• [OBJECTIVE]:
In the material below, find each line holding the string "task" and copy it.

• [DATA PROVIDED]:
============================================================

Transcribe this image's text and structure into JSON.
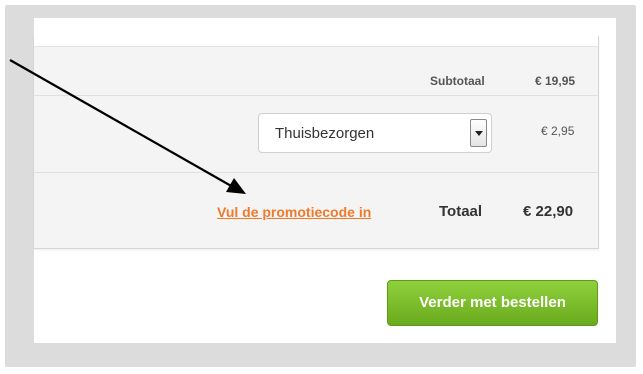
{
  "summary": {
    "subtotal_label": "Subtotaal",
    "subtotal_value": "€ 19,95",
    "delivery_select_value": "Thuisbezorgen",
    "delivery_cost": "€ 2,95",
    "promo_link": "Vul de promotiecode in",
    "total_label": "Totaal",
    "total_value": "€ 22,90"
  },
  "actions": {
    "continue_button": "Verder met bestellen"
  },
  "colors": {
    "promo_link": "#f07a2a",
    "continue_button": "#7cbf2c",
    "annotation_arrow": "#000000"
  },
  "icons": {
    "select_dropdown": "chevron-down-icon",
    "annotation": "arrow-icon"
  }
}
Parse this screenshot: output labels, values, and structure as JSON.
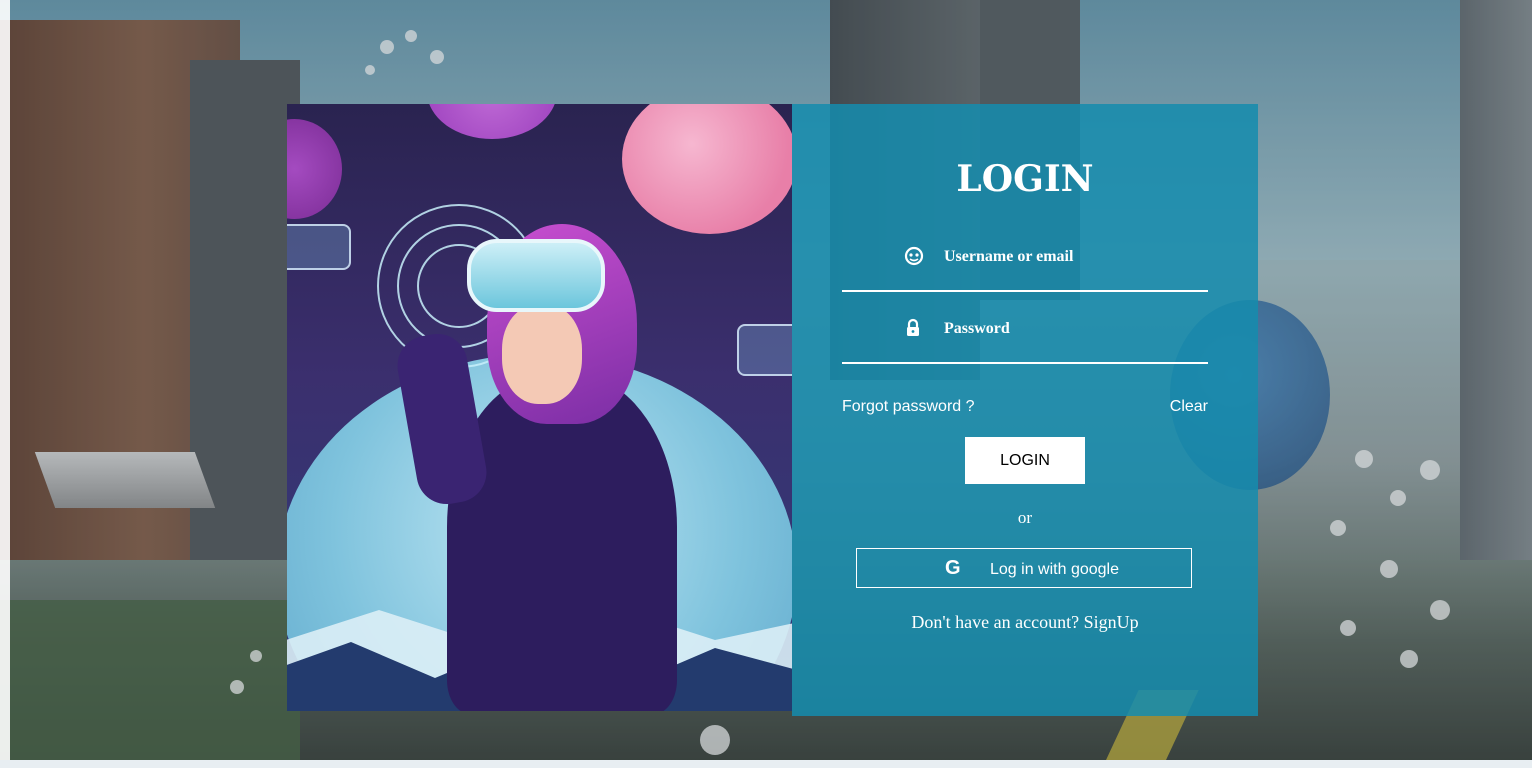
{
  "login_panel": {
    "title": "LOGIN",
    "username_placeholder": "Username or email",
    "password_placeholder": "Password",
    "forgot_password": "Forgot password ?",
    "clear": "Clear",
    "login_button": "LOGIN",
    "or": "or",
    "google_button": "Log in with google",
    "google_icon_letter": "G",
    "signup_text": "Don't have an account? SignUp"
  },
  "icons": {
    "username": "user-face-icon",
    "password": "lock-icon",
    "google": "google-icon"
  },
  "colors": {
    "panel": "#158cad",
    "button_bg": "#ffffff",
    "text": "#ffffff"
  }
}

============================================================

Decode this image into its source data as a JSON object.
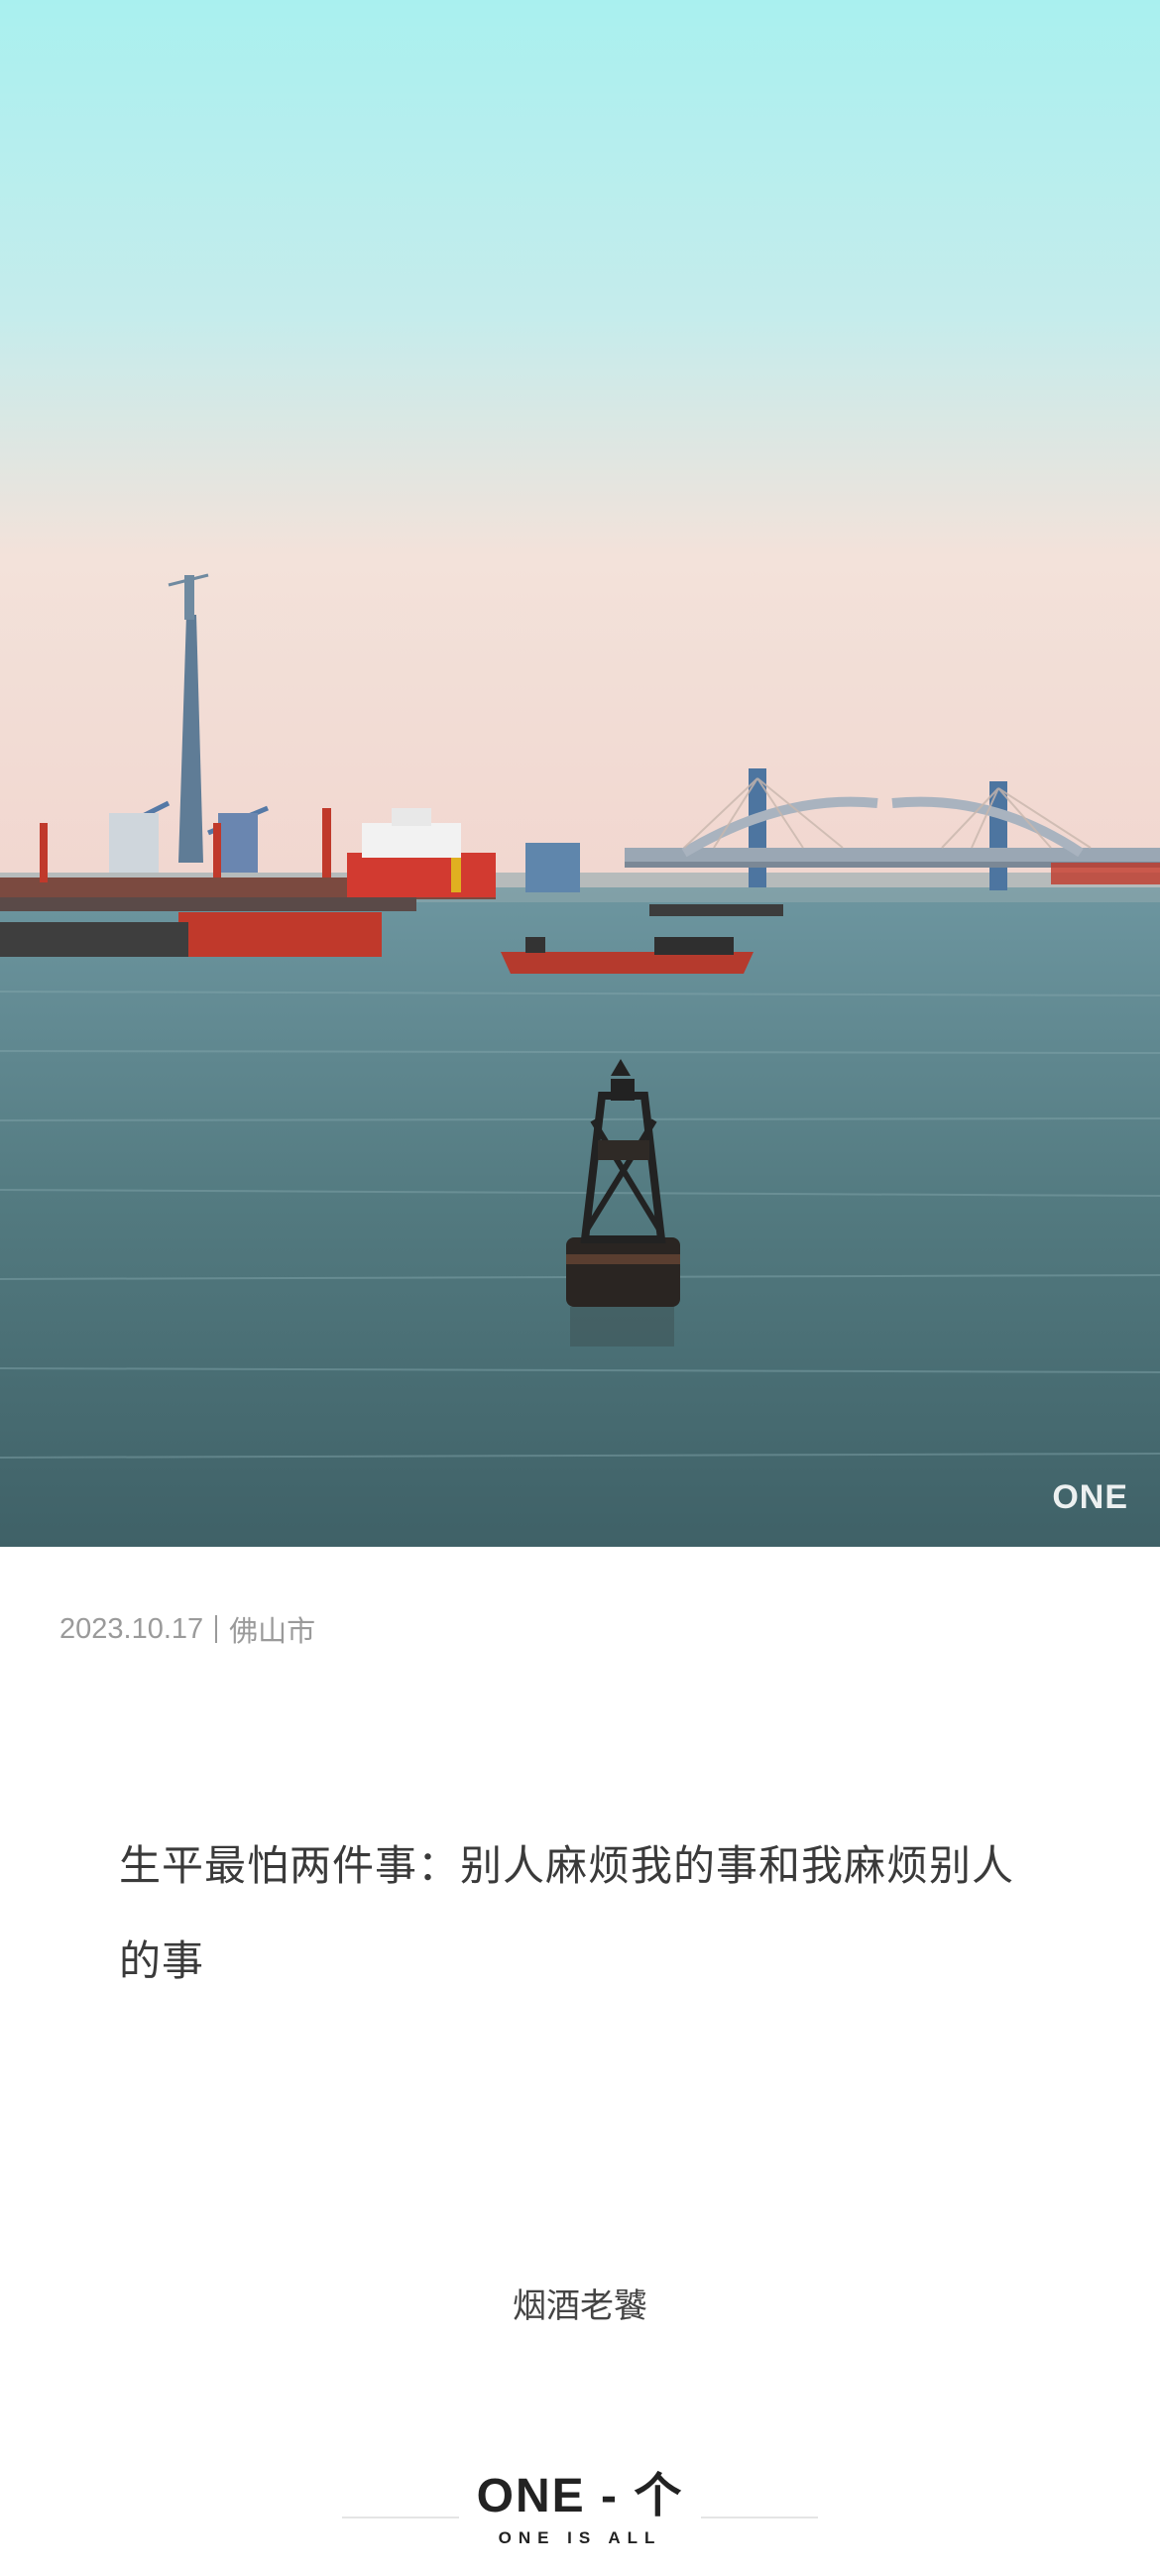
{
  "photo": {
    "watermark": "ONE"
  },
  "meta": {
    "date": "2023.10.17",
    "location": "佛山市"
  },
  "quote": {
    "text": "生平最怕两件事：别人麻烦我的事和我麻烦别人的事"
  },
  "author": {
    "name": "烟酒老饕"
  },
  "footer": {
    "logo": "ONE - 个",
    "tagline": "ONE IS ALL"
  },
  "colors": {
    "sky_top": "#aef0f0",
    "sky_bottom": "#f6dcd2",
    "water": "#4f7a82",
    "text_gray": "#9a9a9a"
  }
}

============================================================

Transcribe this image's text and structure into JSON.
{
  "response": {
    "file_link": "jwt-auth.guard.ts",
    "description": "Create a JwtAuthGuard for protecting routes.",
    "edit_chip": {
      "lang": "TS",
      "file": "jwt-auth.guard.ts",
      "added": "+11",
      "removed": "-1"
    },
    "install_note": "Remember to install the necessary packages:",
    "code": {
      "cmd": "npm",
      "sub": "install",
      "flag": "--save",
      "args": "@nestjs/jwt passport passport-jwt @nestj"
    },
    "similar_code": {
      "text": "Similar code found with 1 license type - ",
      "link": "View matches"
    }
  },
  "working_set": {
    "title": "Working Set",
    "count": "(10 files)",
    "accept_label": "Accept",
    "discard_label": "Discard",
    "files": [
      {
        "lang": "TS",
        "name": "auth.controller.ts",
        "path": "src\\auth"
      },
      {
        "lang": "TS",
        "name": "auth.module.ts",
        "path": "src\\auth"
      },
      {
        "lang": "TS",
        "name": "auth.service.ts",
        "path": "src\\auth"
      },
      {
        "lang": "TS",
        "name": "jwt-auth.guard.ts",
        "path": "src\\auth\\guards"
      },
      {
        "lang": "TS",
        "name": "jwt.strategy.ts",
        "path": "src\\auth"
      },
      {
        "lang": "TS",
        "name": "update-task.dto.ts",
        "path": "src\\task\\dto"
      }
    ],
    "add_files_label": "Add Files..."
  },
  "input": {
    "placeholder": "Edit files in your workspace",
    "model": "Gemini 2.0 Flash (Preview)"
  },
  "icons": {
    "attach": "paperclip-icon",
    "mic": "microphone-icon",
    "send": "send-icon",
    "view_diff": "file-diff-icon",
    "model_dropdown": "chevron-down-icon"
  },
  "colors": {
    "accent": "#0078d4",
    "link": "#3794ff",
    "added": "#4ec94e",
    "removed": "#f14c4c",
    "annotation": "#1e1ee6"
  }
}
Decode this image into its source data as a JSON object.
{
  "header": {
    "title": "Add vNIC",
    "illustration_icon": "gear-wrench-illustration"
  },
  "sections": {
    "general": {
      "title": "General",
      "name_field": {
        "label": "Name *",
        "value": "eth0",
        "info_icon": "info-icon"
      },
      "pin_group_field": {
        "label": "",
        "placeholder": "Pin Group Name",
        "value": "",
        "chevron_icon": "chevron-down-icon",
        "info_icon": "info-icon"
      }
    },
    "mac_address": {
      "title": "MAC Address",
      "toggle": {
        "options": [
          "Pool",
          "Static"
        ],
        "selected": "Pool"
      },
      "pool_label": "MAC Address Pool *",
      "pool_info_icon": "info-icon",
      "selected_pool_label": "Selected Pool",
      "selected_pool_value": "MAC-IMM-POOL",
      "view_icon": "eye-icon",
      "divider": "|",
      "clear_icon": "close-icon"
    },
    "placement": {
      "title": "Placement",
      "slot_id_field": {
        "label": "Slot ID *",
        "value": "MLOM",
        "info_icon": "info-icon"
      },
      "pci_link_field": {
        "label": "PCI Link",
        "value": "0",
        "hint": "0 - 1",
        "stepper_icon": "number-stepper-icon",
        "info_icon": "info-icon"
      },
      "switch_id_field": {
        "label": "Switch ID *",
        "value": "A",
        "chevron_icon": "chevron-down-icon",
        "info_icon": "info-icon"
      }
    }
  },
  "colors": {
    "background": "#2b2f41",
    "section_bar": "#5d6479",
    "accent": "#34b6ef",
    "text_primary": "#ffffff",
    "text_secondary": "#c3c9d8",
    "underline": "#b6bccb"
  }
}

============================================================

• [PROBLEM SOLUTION]:
        "name": "update-task.dto.ts",
        "path": "src\\task\\dto"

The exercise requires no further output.